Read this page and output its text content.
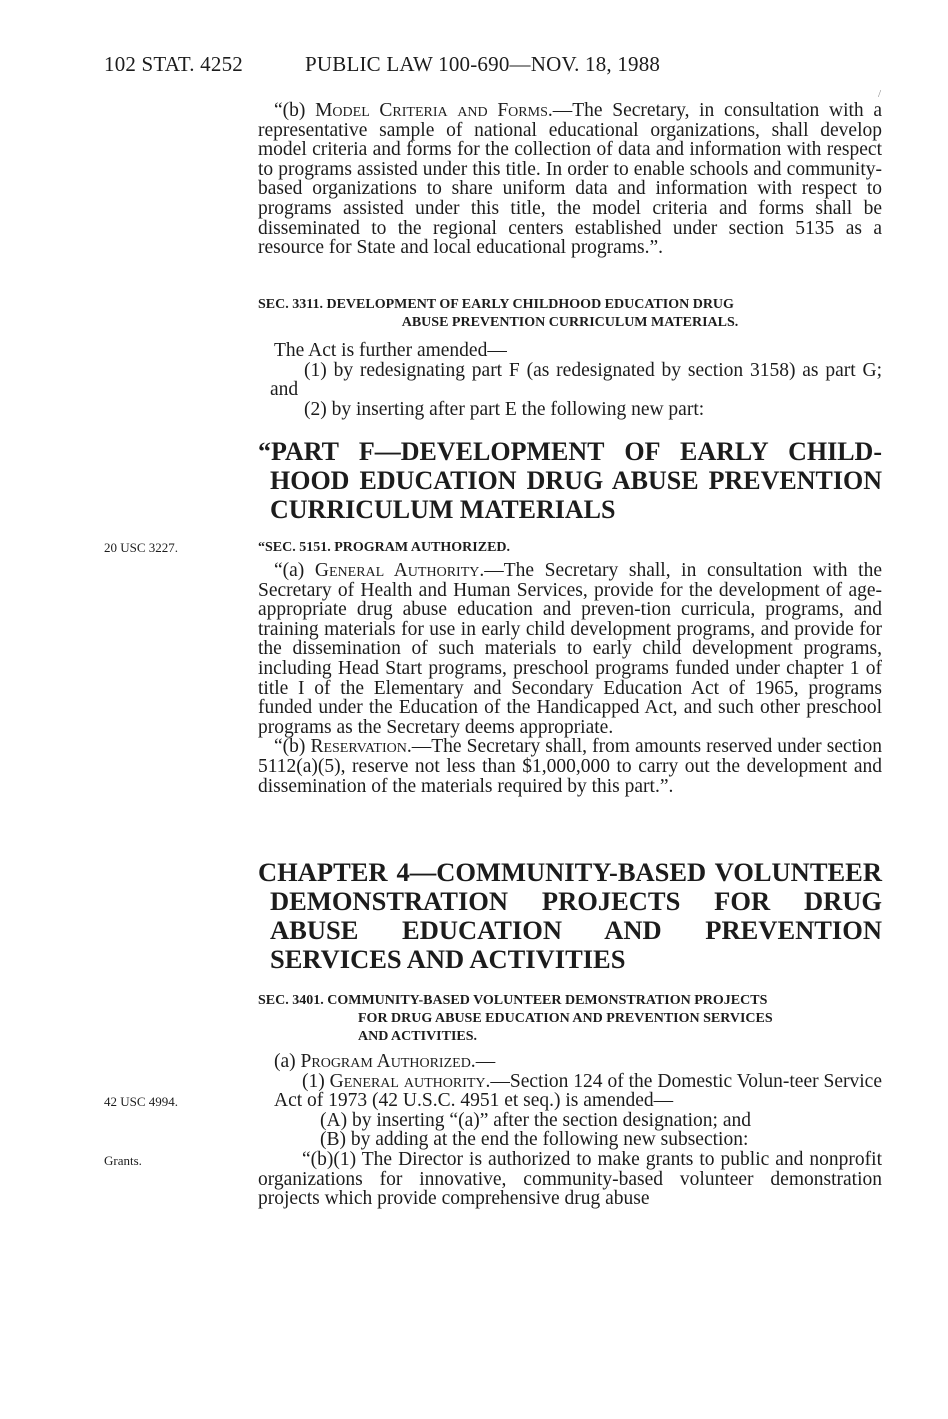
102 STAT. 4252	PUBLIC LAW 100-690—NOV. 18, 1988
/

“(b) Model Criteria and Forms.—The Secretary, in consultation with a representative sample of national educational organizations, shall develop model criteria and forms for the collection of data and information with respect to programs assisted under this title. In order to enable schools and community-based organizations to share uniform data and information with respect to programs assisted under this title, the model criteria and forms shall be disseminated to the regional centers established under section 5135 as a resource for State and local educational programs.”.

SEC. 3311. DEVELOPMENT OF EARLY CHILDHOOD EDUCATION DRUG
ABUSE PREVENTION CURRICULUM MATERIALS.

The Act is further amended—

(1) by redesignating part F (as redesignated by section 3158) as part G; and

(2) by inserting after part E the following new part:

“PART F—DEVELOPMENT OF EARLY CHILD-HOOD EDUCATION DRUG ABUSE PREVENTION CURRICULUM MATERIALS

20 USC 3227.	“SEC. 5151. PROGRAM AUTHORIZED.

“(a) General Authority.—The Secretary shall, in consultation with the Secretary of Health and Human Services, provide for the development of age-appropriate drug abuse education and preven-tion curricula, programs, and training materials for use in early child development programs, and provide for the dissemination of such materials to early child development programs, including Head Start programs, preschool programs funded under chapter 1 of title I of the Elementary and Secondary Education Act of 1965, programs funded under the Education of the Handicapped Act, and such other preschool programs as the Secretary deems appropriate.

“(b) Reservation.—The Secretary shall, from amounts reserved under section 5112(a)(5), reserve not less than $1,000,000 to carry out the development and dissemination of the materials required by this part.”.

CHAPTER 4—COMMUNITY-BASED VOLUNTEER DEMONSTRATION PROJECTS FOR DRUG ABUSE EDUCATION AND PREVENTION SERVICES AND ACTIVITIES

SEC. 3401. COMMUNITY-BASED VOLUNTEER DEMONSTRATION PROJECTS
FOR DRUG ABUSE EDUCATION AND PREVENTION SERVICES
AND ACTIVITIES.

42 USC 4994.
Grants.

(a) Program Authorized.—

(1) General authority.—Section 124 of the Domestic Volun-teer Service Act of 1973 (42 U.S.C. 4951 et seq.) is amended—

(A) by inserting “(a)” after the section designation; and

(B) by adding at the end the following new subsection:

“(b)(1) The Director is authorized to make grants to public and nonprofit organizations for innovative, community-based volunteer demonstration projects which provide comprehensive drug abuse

==

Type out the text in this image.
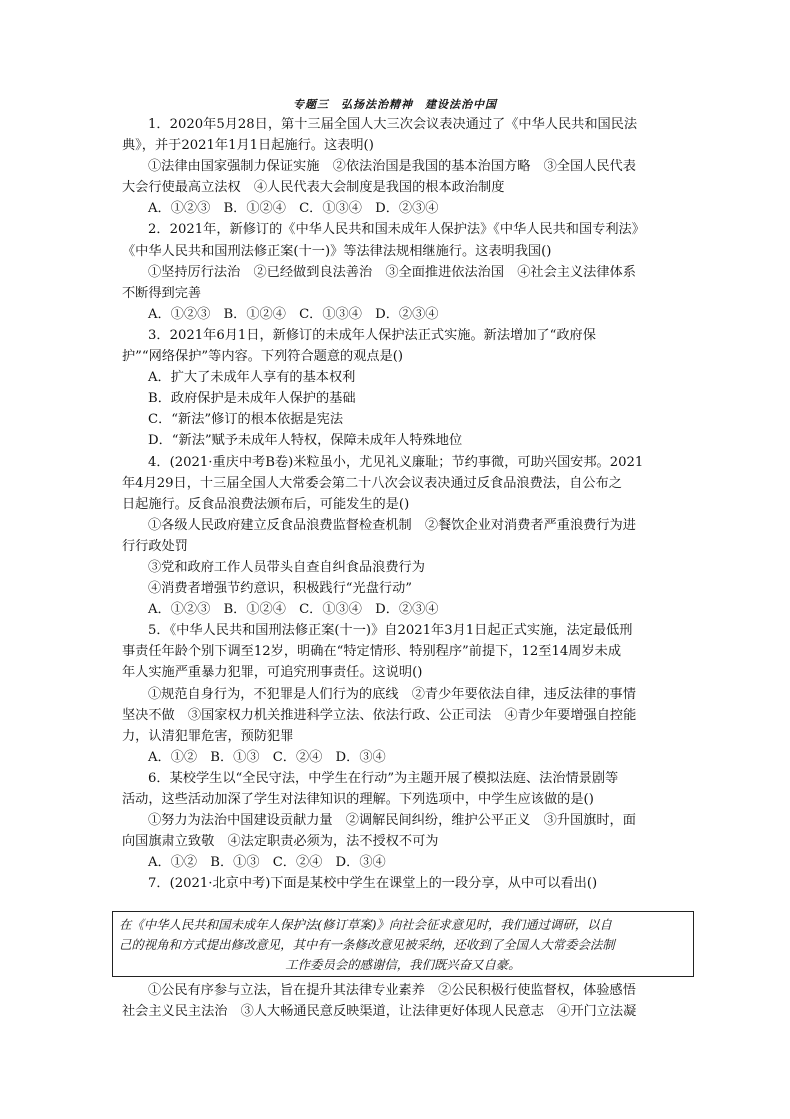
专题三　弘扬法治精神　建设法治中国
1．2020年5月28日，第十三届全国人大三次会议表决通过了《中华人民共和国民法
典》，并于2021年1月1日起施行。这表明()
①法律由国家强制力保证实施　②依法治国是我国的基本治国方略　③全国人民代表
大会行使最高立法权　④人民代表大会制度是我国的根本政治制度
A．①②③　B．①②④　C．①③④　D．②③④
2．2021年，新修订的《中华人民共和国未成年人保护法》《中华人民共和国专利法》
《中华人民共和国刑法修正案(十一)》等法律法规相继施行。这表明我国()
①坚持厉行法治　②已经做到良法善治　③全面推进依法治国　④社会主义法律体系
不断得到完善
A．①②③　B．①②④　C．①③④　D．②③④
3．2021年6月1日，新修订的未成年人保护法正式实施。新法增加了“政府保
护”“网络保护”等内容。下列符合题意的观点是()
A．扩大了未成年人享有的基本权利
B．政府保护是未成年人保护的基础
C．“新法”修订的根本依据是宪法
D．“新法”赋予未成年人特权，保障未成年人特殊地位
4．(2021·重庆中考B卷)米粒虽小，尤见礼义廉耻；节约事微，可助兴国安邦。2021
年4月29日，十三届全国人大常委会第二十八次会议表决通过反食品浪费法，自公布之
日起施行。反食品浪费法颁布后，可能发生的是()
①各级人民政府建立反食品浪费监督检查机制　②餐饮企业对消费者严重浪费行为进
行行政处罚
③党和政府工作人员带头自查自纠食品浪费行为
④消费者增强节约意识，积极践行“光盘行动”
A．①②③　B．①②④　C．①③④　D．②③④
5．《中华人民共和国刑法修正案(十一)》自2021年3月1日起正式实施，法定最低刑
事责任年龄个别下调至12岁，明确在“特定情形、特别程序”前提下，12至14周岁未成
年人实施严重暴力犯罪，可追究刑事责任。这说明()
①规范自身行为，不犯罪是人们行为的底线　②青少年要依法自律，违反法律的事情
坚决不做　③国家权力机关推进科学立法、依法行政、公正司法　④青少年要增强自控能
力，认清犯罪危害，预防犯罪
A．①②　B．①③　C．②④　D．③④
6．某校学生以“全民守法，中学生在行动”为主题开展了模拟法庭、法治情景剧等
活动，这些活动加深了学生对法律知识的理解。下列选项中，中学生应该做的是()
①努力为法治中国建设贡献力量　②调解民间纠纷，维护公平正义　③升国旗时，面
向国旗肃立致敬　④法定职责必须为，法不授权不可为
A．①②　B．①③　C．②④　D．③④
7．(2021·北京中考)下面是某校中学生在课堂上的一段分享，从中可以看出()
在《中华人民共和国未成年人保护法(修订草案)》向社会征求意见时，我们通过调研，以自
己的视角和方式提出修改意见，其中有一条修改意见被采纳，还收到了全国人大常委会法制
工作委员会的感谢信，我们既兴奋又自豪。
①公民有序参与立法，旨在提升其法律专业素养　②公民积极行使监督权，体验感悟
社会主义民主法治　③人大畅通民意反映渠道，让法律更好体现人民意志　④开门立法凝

WRITTEN EXERCISE:
Pull out and copy each line containing the string "中华人民共和国未成年人保护法".

FINISHED EXERCISE:
2．2021年，新修订的《中华人民共和国未成年人保护法》《中华人民共和国专利法》
在《中华人民共和国未成年人保护法(修订草案)》向社会征求意见时，我们通过调研，以自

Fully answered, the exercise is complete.